■ WHAT YOU HAVE TO DO: Copy all the lines below without altering anything.

■ INPUT FOR THIS TASK:
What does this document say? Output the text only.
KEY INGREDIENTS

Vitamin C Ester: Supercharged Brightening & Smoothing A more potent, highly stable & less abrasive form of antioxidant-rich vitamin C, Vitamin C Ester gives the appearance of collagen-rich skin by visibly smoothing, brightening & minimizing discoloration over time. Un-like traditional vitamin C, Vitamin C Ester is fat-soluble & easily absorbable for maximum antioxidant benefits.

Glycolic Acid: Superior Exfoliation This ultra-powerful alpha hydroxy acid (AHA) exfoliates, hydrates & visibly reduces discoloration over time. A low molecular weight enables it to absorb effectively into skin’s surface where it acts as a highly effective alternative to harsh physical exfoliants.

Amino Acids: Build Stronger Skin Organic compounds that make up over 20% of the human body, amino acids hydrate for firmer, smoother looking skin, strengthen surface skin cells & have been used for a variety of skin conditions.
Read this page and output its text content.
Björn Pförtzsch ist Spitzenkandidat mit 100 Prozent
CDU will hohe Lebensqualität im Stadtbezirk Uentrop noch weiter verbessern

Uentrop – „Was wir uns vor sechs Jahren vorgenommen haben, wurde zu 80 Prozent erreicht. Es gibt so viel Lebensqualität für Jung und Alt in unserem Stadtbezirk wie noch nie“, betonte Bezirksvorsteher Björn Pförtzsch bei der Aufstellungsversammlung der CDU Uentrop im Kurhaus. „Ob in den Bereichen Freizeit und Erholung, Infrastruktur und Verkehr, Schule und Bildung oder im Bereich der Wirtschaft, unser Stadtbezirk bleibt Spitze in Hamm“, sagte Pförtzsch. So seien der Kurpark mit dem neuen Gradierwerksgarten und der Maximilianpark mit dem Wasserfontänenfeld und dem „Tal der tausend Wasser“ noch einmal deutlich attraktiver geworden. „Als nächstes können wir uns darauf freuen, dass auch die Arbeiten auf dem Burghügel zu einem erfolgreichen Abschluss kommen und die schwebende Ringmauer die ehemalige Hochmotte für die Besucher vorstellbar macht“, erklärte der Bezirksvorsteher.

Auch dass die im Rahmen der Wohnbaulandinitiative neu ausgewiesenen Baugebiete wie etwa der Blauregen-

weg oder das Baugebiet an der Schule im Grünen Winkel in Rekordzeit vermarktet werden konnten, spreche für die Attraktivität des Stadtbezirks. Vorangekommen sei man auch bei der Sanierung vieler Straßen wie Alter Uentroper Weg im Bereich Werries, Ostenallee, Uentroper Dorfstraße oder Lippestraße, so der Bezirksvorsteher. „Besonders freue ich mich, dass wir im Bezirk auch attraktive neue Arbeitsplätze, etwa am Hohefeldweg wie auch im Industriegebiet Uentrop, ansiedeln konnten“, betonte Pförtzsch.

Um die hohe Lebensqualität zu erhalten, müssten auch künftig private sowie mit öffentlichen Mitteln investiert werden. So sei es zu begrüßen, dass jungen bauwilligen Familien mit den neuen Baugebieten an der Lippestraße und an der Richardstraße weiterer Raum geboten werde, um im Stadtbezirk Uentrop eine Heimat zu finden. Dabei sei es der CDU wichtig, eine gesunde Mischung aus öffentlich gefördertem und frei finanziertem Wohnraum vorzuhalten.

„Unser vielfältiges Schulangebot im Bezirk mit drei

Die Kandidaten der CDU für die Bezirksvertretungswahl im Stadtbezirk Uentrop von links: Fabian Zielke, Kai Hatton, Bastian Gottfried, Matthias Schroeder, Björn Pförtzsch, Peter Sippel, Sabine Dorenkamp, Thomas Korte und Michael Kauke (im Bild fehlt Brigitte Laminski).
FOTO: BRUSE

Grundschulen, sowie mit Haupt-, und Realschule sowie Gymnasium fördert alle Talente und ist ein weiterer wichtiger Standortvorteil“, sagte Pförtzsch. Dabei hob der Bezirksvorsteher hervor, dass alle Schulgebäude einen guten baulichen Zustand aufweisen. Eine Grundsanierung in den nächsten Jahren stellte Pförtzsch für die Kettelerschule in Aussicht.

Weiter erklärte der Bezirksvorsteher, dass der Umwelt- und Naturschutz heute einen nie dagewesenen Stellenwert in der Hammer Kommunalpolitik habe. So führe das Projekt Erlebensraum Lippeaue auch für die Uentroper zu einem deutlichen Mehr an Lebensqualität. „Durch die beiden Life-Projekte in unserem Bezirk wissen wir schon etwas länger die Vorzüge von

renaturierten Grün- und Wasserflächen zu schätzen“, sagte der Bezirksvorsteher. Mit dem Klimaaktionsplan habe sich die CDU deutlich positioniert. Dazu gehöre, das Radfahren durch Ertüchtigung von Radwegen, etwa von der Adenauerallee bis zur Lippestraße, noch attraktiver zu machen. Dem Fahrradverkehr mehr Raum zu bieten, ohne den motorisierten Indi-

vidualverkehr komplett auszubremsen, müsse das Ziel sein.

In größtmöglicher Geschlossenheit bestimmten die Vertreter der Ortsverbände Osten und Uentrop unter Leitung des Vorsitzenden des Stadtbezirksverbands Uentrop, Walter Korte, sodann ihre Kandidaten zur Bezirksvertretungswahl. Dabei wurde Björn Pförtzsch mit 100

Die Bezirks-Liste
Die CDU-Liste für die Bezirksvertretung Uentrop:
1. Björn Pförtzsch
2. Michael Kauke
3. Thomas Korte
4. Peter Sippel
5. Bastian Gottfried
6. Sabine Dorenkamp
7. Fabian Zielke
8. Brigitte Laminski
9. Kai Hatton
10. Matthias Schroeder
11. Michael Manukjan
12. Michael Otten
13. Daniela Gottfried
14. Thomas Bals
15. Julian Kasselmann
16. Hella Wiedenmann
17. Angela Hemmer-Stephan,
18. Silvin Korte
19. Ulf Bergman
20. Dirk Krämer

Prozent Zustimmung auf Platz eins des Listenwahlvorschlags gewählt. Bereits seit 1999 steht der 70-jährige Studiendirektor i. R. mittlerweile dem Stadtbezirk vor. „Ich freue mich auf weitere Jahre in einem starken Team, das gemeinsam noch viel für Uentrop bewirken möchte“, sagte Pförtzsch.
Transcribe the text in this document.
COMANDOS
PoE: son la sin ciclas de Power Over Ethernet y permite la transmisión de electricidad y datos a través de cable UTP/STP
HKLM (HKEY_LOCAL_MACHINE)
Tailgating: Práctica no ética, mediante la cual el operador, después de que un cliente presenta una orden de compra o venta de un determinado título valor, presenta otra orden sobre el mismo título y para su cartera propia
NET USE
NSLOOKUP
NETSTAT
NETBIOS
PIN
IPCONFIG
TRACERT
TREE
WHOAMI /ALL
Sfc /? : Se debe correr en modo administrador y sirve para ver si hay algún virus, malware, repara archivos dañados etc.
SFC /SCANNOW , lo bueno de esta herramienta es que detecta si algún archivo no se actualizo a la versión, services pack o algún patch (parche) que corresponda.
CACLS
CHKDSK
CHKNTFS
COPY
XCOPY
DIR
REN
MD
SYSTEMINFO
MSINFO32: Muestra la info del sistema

■ TASK ANSWER:
What does this document say? Output the text only.
KEY INGREDIENTS

Vitamin C Ester: Supercharged Brightening & Smoothing A more potent, highly stable & less abrasive form of antioxidant-rich vitamin C, Vitamin C Ester gives the appearance of collagen-rich skin by visibly smoothing, brightening & minimizing discoloration over time. Un-like traditional vitamin C, Vitamin C Ester is fat-soluble & easily absorbable for maximum antioxidant benefits.

Glycolic Acid: Superior Exfoliation This ultra-powerful alpha hydroxy acid (AHA) exfoliates, hydrates & visibly reduces discoloration over time. A low molecular weight enables it to absorb effectively into skin’s surface where it acts as a highly effective alternative to harsh physical exfoliants.

Amino Acids: Build Stronger Skin Organic compounds that make up over 20% of the human body, amino acids hydrate for firmer, smoother looking skin, strengthen surface skin cells & have been used for a variety of skin conditions.
Read this page and output its text content.
Björn Pförtzsch ist Spitzenkandidat mit 100 Prozent
CDU will hohe Lebensqualität im Stadtbezirk Uentrop noch weiter verbessern

Uentrop – „Was wir uns vor sechs Jahren vorgenommen haben, wurde zu 80 Prozent erreicht. Es gibt so viel Lebensqualität für Jung und Alt in unserem Stadtbezirk wie noch nie“, betonte Bezirksvorsteher Björn Pförtzsch bei der Aufstellungsversammlung der CDU Uentrop im Kurhaus. „Ob in den Bereichen Freizeit und Erholung, Infrastruktur und Verkehr, Schule und Bildung oder im Bereich der Wirtschaft, unser Stadtbezirk bleibt Spitze in Hamm“, sagte Pförtzsch. So seien der Kurpark mit dem neuen Gradierwerksgarten und der Maximilianpark mit dem Wasserfontänenfeld und dem „Tal der tausend Wasser“ noch einmal deutlich attraktiver geworden. „Als nächstes können wir uns darauf freuen, dass auch die Arbeiten auf dem Burghügel zu einem erfolgreichen Abschluss kommen und die schwebende Ringmauer die ehemalige Hochmotte für die Besucher vorstellbar macht“, erklärte der Bezirksvorsteher.

Auch dass die im Rahmen der Wohnbaulandinitiative neu ausgewiesenen Baugebiete wie etwa der Blauregen-

weg oder das Baugebiet an der Schule im Grünen Winkel in Rekordzeit vermarktet werden konnten, spreche für die Attraktivität des Stadtbezirks. Vorangekommen sei man auch bei der Sanierung vieler Straßen wie Alter Uentroper Weg im Bereich Werries, Ostenallee, Uentroper Dorfstraße oder Lippestraße, so der Bezirksvorsteher. „Besonders freue ich mich, dass wir im Bezirk auch attraktive neue Arbeitsplätze, etwa am Hohefeldweg wie auch im Industriegebiet Uentrop, ansiedeln konnten“, betonte Pförtzsch.

Um die hohe Lebensqualität zu erhalten, müssten auch künftig private sowie mit öffentlichen Mitteln investiert werden. So sei es zu begrüßen, dass jungen bauwilligen Familien mit den neuen Baugebieten an der Lippestraße und an der Richardstraße weiterer Raum geboten werde, um im Stadtbezirk Uentrop eine Heimat zu finden. Dabei sei es der CDU wichtig, eine gesunde Mischung aus öffentlich gefördertem und frei finanziertem Wohnraum vorzuhalten.

„Unser vielfältiges Schulangebot im Bezirk mit drei

Die Kandidaten der CDU für die Bezirksvertretungswahl im Stadtbezirk Uentrop von links: Fabian Zielke, Kai Hatton, Bastian Gottfried, Matthias Schroeder, Björn Pförtzsch, Peter Sippel, Sabine Dorenkamp, Thomas Korte und Michael Kauke (im Bild fehlt Brigitte Laminski).
FOTO: BRUSE

Grundschulen, sowie mit Haupt-, und Realschule sowie Gymnasium fördert alle Talente und ist ein weiterer wichtiger Standortvorteil“, sagte Pförtzsch. Dabei hob der Bezirksvorsteher hervor, dass alle Schulgebäude einen guten baulichen Zustand aufweisen. Eine Grundsanierung in den nächsten Jahren stellte Pförtzsch für die Kettelerschule in Aussicht.

Weiter erklärte der Bezirksvorsteher, dass der Umwelt- und Naturschutz heute einen nie dagewesenen Stellenwert in der Hammer Kommunalpolitik habe. So führe das Projekt Erlebensraum Lippeaue auch für die Uentroper zu einem deutlichen Mehr an Lebensqualität. „Durch die beiden Life-Projekte in unserem Bezirk wissen wir schon etwas länger die Vorzüge von

renaturierten Grün- und Wasserflächen zu schätzen“, sagte der Bezirksvorsteher. Mit dem Klimaaktionsplan habe sich die CDU deutlich positioniert. Dazu gehöre, das Radfahren durch Ertüchtigung von Radwegen, etwa von der Adenauerallee bis zur Lippestraße, noch attraktiver zu machen. Dem Fahrradverkehr mehr Raum zu bieten, ohne den motorisierten Indi-

vidualverkehr komplett auszubremsen, müsse das Ziel sein.

In größtmöglicher Geschlossenheit bestimmten die Vertreter der Ortsverbände Osten und Uentrop unter Leitung des Vorsitzenden des Stadtbezirksverbands Uentrop, Walter Korte, sodann ihre Kandidaten zur Bezirksvertretungswahl. Dabei wurde Björn Pförtzsch mit 100

Die Bezirks-Liste
Die CDU-Liste für die Bezirksvertretung Uentrop:
1. Björn Pförtzsch
2. Michael Kauke
3. Thomas Korte
4. Peter Sippel
5. Bastian Gottfried
6. Sabine Dorenkamp
7. Fabian Zielke
8. Brigitte Laminski
9. Kai Hatton
10. Matthias Schroeder
11. Michael Manukjan
12. Michael Otten
13. Daniela Gottfried
14. Thomas Bals
15. Julian Kasselmann
16. Hella Wiedenmann
17. Angela Hemmer-Stephan,
18. Silvin Korte
19. Ulf Bergman
20. Dirk Krämer

Prozent Zustimmung auf Platz eins des Listenwahlvorschlags gewählt. Bereits seit 1999 steht der 70-jährige Studiendirektor i. R. mittlerweile dem Stadtbezirk vor. „Ich freue mich auf weitere Jahre in einem starken Team, das gemeinsam noch viel für Uentrop bewirken möchte“, sagte Pförtzsch.
Transcribe the text in this document.
COMANDOS
PoE: son la sin ciclas de Power Over Ethernet y permite la transmisión de electricidad y datos a través de cable UTP/STP
HKLM (HKEY_LOCAL_MACHINE)
Tailgating: Práctica no ética, mediante la cual el operador, después de que un cliente presenta una orden de compra o venta de un determinado título valor, presenta otra orden sobre el mismo título y para su cartera propia
NET USE
NSLOOKUP
NETSTAT
NETBIOS
PIN
IPCONFIG
TRACERT
TREE
WHOAMI /ALL
Sfc /? : Se debe correr en modo administrador y sirve para ver si hay algún virus, malware, repara archivos dañados etc.
SFC /SCANNOW , lo bueno de esta herramienta es que detecta si algún archivo no se actualizo a la versión, services pack o algún patch (parche) que corresponda.
CACLS
CHKDSK
CHKNTFS
COPY
XCOPY
DIR
REN
MD
SYSTEMINFO
MSINFO32: Muestra la info del sistema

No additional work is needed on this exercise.